# What you have to do
Check every line of the data below for the string "component", and copy the ones that hold it.

# Provided information

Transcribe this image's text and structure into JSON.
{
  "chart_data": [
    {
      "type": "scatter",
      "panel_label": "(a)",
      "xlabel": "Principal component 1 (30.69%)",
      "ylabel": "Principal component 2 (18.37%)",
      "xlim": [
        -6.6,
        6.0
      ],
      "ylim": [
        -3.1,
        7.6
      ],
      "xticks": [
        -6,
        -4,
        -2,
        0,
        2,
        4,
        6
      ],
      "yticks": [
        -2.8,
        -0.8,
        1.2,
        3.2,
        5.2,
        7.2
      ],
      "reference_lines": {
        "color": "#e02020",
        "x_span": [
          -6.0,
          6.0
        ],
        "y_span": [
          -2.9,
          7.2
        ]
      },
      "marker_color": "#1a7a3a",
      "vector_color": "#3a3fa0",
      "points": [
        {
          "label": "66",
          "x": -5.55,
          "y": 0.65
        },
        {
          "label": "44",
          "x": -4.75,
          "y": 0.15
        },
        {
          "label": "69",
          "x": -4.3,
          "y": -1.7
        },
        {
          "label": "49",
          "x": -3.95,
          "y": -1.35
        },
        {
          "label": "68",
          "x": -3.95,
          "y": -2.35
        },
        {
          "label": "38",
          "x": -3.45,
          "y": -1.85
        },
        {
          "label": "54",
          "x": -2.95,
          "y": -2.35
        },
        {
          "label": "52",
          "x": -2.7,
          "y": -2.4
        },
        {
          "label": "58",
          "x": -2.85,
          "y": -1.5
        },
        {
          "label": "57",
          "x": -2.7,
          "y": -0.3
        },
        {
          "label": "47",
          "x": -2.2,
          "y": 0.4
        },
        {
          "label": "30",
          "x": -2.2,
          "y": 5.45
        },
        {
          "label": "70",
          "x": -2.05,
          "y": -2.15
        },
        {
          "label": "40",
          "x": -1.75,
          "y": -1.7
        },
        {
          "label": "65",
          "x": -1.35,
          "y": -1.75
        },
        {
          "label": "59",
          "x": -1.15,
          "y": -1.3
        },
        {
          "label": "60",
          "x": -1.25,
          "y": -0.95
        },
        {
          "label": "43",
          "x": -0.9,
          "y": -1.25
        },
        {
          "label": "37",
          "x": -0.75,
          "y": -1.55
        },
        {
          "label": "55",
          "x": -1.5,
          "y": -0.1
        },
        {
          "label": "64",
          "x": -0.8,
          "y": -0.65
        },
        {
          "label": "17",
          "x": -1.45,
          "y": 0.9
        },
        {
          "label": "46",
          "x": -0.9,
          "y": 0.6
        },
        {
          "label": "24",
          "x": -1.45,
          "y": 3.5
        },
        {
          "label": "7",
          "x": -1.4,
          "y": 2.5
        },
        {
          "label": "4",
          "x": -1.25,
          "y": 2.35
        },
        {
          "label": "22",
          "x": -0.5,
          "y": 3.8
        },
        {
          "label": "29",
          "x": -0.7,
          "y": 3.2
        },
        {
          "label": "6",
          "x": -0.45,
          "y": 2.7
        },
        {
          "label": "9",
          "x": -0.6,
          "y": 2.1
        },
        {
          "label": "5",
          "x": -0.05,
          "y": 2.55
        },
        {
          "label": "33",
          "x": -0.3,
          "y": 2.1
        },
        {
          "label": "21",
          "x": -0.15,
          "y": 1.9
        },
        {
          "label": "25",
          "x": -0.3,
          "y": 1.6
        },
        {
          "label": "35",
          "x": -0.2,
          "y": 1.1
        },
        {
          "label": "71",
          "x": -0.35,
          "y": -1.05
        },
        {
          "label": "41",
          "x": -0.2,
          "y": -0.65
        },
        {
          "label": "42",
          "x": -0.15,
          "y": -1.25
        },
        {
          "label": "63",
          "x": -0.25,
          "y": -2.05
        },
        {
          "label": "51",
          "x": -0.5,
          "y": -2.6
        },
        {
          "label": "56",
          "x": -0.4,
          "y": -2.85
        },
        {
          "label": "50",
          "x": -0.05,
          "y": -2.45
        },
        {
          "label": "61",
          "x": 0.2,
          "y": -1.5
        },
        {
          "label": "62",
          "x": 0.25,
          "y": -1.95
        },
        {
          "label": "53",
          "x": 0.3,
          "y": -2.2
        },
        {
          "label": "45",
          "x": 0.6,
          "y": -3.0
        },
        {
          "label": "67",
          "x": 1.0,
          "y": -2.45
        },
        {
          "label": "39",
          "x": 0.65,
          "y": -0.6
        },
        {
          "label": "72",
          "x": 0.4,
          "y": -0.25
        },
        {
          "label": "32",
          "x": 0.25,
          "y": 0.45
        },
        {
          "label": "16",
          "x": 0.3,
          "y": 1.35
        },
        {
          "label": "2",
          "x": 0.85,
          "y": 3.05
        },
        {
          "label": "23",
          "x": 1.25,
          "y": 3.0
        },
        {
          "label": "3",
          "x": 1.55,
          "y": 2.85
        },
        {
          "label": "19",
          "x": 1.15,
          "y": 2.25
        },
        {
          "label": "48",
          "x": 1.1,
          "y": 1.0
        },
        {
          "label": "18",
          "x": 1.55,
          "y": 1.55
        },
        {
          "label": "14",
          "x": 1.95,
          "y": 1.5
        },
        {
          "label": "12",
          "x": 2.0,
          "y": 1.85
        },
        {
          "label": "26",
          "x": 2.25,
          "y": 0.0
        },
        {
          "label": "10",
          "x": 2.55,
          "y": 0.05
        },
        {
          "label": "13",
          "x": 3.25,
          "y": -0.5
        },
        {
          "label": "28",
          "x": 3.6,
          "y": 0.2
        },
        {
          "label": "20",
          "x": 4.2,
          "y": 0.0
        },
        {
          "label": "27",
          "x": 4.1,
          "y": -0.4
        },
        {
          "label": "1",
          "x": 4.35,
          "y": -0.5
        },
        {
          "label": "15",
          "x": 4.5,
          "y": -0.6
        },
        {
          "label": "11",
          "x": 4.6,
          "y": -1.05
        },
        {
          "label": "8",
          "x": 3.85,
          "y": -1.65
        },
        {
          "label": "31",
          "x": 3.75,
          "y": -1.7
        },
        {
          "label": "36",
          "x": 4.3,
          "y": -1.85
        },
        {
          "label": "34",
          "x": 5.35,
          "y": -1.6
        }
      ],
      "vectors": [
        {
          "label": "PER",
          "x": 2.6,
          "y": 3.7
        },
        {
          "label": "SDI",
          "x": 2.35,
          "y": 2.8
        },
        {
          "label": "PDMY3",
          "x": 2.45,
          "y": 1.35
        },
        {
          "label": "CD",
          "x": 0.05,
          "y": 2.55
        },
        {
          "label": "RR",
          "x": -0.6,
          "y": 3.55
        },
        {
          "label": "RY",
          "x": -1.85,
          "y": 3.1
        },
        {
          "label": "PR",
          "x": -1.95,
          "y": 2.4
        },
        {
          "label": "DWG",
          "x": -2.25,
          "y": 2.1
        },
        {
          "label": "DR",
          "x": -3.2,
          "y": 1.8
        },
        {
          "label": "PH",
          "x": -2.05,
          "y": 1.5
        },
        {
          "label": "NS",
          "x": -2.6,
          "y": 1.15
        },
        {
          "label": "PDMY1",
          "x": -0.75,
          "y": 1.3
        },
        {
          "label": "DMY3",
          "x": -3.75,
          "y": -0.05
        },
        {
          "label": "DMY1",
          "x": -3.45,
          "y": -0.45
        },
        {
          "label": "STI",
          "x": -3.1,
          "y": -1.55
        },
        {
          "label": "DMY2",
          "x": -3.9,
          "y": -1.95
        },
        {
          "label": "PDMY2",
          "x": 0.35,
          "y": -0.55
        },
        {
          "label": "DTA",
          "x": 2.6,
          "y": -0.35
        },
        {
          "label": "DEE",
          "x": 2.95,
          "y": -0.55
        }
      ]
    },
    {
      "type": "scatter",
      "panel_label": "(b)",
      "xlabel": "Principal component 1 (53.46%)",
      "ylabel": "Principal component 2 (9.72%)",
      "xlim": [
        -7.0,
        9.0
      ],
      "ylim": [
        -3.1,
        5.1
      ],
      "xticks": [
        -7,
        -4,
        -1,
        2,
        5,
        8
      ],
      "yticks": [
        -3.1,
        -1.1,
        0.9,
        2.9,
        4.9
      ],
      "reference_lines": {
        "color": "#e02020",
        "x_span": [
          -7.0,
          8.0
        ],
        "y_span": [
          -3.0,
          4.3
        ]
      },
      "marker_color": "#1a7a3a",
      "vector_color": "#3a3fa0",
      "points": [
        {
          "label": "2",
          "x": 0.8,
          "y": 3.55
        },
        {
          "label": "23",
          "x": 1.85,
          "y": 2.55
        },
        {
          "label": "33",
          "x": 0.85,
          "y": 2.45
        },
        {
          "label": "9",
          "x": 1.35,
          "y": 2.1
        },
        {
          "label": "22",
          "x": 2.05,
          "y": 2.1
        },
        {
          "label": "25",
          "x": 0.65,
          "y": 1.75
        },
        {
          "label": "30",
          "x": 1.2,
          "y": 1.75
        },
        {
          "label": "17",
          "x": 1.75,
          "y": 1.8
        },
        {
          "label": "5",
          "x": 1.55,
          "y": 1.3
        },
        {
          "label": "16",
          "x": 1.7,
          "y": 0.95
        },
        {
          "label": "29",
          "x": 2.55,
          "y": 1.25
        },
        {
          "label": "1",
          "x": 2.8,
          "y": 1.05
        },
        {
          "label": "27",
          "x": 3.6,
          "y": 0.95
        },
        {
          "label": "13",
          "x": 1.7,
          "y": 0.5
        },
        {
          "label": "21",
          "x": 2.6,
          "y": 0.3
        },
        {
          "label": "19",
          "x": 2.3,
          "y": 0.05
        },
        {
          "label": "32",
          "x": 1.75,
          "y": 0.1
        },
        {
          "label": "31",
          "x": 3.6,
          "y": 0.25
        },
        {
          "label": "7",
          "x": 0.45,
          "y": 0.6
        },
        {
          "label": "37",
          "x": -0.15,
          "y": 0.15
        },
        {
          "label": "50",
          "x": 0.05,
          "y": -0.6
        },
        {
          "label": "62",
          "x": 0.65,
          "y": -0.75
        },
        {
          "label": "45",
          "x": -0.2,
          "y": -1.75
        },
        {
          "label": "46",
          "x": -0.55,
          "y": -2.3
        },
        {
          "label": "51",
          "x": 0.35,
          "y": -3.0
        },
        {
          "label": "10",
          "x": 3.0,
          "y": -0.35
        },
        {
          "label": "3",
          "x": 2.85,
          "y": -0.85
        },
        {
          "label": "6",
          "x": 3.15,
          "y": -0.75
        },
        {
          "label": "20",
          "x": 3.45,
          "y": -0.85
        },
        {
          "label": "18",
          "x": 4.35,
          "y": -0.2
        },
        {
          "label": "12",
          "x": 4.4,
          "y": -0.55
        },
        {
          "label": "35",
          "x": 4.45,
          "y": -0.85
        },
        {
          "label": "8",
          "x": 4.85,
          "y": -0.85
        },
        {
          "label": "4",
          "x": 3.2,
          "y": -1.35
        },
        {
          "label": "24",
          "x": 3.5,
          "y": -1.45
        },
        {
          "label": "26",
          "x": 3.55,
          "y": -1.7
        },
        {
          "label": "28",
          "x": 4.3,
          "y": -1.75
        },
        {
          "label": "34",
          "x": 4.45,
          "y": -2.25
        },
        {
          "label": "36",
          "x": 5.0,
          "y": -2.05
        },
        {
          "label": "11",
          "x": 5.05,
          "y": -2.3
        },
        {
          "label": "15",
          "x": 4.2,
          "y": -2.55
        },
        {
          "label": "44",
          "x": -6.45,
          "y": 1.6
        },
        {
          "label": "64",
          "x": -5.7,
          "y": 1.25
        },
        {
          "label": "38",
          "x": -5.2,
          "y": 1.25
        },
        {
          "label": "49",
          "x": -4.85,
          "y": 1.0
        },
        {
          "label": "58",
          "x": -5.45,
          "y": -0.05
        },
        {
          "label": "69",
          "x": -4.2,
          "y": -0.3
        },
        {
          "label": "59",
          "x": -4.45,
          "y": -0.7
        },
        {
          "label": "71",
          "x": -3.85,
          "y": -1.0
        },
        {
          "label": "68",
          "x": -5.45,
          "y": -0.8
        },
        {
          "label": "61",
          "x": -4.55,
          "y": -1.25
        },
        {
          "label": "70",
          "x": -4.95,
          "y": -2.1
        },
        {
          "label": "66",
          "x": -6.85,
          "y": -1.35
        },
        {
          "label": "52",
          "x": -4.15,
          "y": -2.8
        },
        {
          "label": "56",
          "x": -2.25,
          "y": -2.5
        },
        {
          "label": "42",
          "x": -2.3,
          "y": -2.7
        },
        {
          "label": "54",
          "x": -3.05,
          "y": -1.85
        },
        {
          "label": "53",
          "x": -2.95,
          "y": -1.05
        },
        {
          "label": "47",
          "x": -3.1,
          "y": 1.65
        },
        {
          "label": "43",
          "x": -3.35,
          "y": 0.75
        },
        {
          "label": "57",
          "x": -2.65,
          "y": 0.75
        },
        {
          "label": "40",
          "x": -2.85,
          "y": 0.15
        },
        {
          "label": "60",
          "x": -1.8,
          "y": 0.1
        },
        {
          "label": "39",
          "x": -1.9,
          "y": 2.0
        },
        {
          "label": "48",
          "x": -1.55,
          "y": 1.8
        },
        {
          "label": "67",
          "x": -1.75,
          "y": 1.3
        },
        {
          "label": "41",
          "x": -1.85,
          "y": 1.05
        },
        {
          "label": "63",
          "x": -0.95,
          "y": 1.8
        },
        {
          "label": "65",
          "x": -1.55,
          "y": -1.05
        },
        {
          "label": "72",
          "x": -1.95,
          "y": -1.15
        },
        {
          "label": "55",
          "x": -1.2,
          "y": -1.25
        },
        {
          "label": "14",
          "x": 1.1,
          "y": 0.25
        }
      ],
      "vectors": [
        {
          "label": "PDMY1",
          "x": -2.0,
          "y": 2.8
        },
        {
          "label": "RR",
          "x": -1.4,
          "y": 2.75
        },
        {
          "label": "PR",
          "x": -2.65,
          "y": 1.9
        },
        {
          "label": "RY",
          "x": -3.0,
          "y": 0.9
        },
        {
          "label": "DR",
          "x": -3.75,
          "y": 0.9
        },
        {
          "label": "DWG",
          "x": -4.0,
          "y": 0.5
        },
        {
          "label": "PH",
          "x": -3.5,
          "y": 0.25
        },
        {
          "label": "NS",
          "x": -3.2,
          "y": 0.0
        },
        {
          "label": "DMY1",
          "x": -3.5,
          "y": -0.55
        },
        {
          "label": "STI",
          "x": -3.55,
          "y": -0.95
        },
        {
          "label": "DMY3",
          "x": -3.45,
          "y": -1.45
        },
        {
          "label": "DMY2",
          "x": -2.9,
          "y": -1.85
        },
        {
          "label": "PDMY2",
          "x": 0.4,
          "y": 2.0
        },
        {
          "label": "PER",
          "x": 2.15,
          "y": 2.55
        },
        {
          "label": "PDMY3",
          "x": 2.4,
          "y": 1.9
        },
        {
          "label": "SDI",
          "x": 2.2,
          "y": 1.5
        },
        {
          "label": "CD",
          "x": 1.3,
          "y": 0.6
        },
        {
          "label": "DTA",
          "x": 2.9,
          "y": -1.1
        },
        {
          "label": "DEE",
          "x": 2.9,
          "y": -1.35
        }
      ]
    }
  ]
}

# Solved exercise
      "xlabel": "Principal component 1 (30.69%)",
      "ylabel": "Principal component 2 (18.37%)",
      "xlabel": "Principal component 1 (53.46%)",
      "ylabel": "Principal component 2 (9.72%)",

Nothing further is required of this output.